## EXERCISE DESCRIPTION:
Locate the word "nelegované" in the material, then show every line that holds it.

Raw records
>>>>>

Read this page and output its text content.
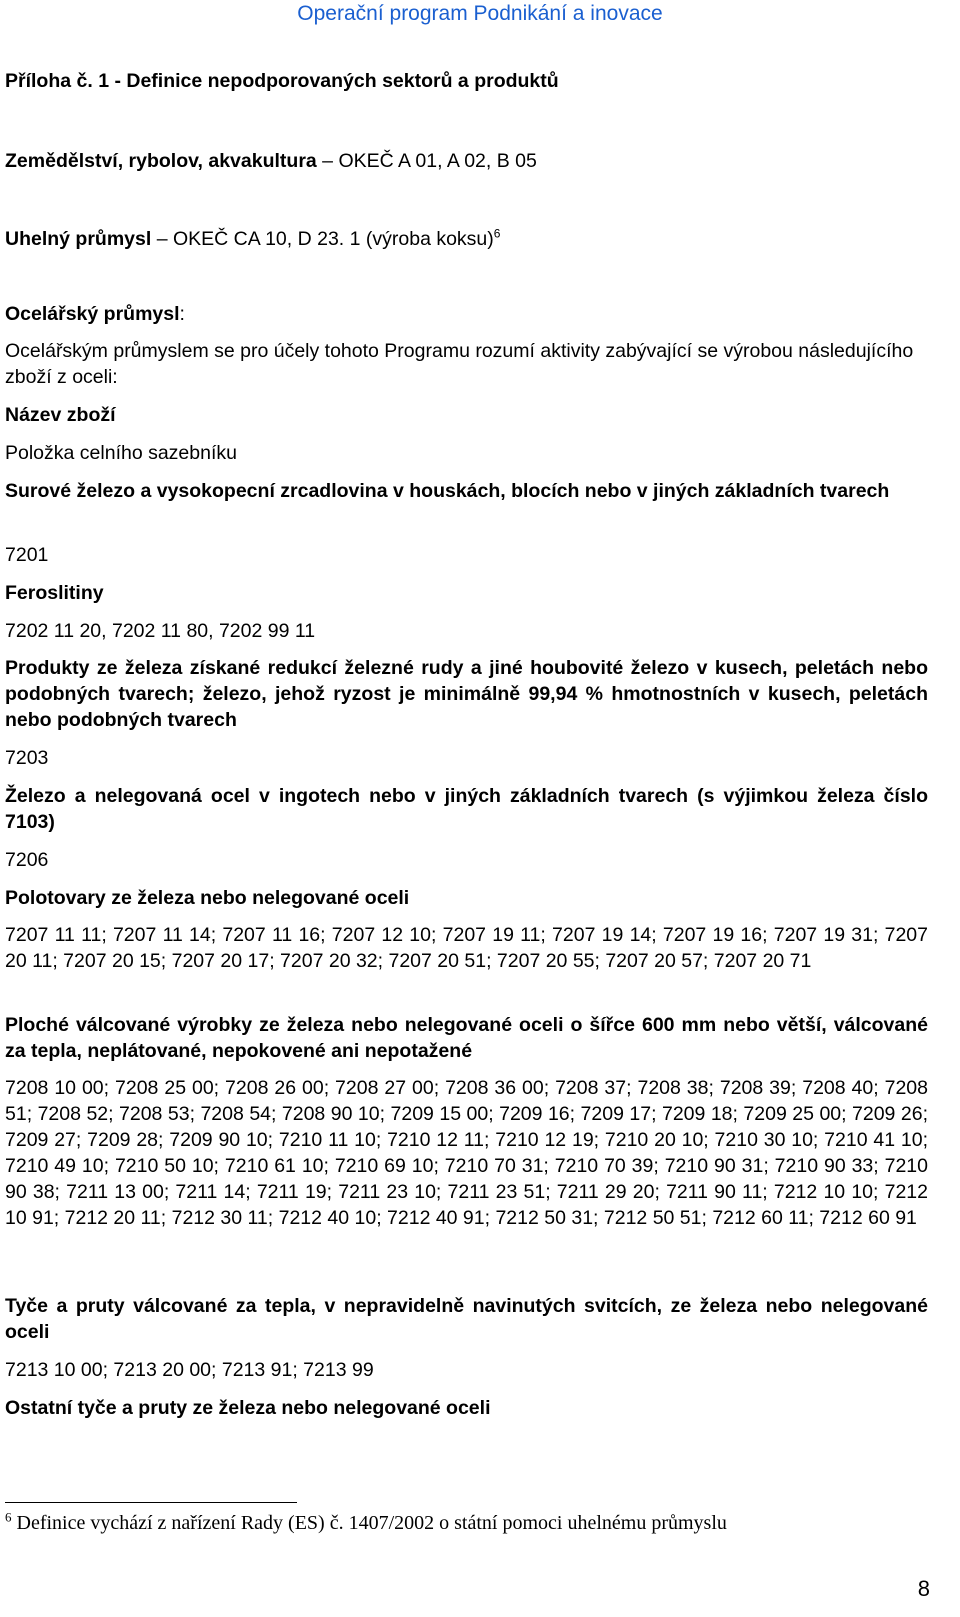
Operační program Podnikání a inovace
Příloha č. 1 - Definice nepodporovaných sektorů a produktů
Zemědělství, rybolov, akvakultura – OKEČ A 01, A 02, B 05
Uhelný průmysl – OKEČ CA 10, D 23. 1 (výroba koksu)$^6$
Ocelářský průmysl:
Ocelářským průmyslem se pro účely tohoto Programu rozumí aktivity zabývající se výrobou následujícího zboží z oceli:
Název zboží
Položka celního sazebníku
Surové železo a vysokopecní zrcadlovina v houskách, blocích nebo v jiných základních tvarech
7201
Feroslitiny
7202 11 20, 7202 11 80, 7202 99 11
Produkty ze železa získané redukcí železné rudy a jiné houbovité železo v kusech, peletách nebo podobných tvarech; železo, jehož ryzost je minimálně 99,94 % hmotnostních v kusech, peletách nebo podobných tvarech
7203
Železo a nelegovaná ocel v ingotech nebo v jiných základních tvarech (s výjimkou železa číslo 7103)
7206
Polotovary ze železa nebo nelegované oceli
7207 11 11; 7207 11 14; 7207 11 16; 7207 12 10; 7207 19 11; 7207 19 14; 7207 19 16; 7207 19 31; 7207 20 11; 7207 20 15; 7207 20 17; 7207 20 32; 7207 20 51; 7207 20 55; 7207 20 57; 7207 20 71
Ploché válcované výrobky ze železa nebo nelegované oceli o šířce 600 mm nebo větší, válcované za tepla, neplátované, nepokovené ani nepotažené
7208 10 00; 7208 25 00; 7208 26 00; 7208 27 00; 7208 36 00; 7208 37; 7208 38; 7208 39; 7208 40; 7208 51; 7208 52; 7208 53; 7208 54; 7208 90 10; 7209 15 00; 7209 16; 7209 17; 7209 18; 7209 25 00; 7209 26; 7209 27; 7209 28; 7209 90 10; 7210 11 10; 7210 12 11; 7210 12 19; 7210 20 10; 7210 30 10; 7210 41 10; 7210 49 10; 7210 50 10; 7210 61 10; 7210 69 10; 7210 70 31; 7210 70 39; 7210 90 31; 7210 90 33; 7210 90 38; 7211 13 00; 7211 14; 7211 19; 7211 23 10; 7211 23 51; 7211 29 20; 7211 90 11; 7212 10 10; 7212 10 91; 7212 20 11; 7212 30 11; 7212 40 10; 7212 40 91; 7212 50 31; 7212 50 51; 7212 60 11; 7212 60 91
Tyče a pruty válcované za tepla, v nepravidelně navinutých svitcích, ze železa nebo nelegované oceli
7213 10 00; 7213 20 00; 7213 91; 7213 99
Ostatní tyče a pruty ze železa nebo nelegované oceli
$^6$ Definice vychází z nařízení Rady (ES) č. 1407/2002 o státní pomoci uhelnému průmyslu
8
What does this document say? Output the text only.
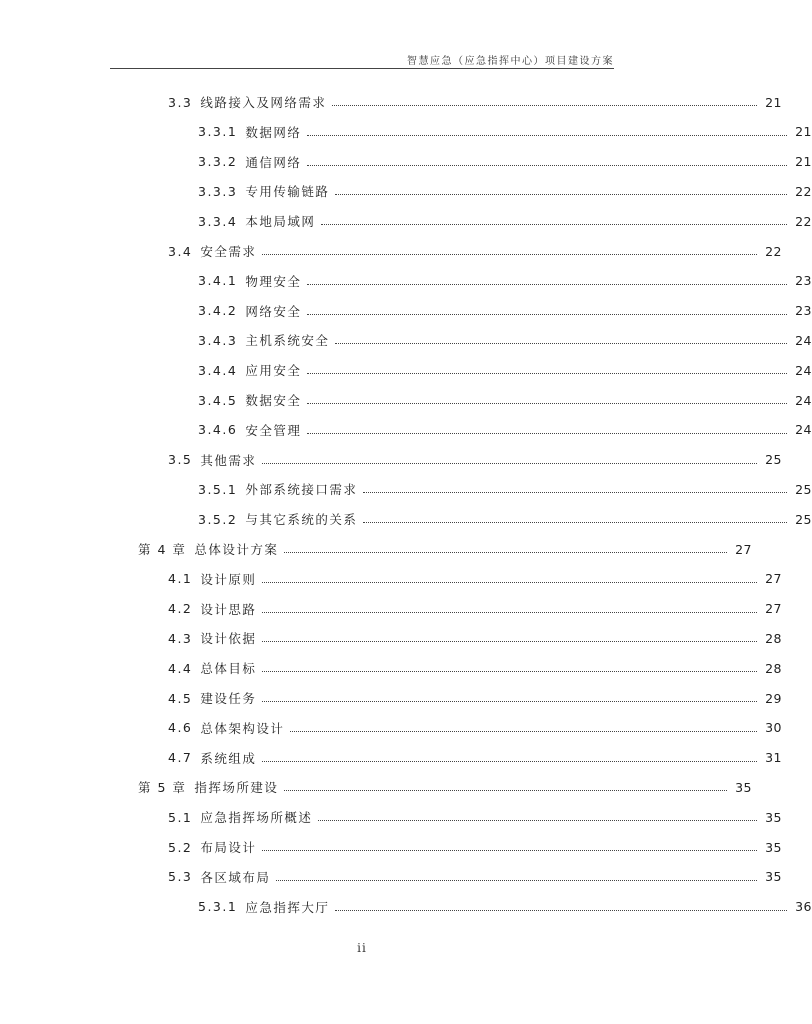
智慧应急（应急指挥中心）项目建设方案
3.3 线路接入及网络需求	21
3.3.1 数据网络	21
3.3.2 通信网络	21
3.3.3 专用传输链路	22
3.3.4 本地局域网	22
3.4 安全需求	22
3.4.1 物理安全	23
3.4.2 网络安全	23
3.4.3 主机系统安全	24
3.4.4 应用安全	24
3.4.5 数据安全	24
3.4.6 安全管理	24
3.5 其他需求	25
3.5.1 外部系统接口需求	25
3.5.2 与其它系统的关系	25
第 4 章 总体设计方案	27
4.1 设计原则	27
4.2 设计思路	27
4.3 设计依据	28
4.4 总体目标	28
4.5 建设任务	29
4.6 总体架构设计	30
4.7 系统组成	31
第 5 章 指挥场所建设	35
5.1 应急指挥场所概述	35
5.2 布局设计	35
5.3 各区域布局	35
5.3.1 应急指挥大厅	36
ii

<<<<<

## RESULT BELOW:
Polotovary ze železa nebo nelegované oceli
Ploché válcované výrobky ze železa nebo nelegované oceli o šířce 600 mm nebo větší, válcované za tepla, neplátované, nepokovené ani nepotažené
Tyče a pruty válcované za tepla, v nepravidelně navinutých svitcích, ze železa nebo nelegované oceli
Ostatní tyče a pruty ze železa nebo nelegované oceli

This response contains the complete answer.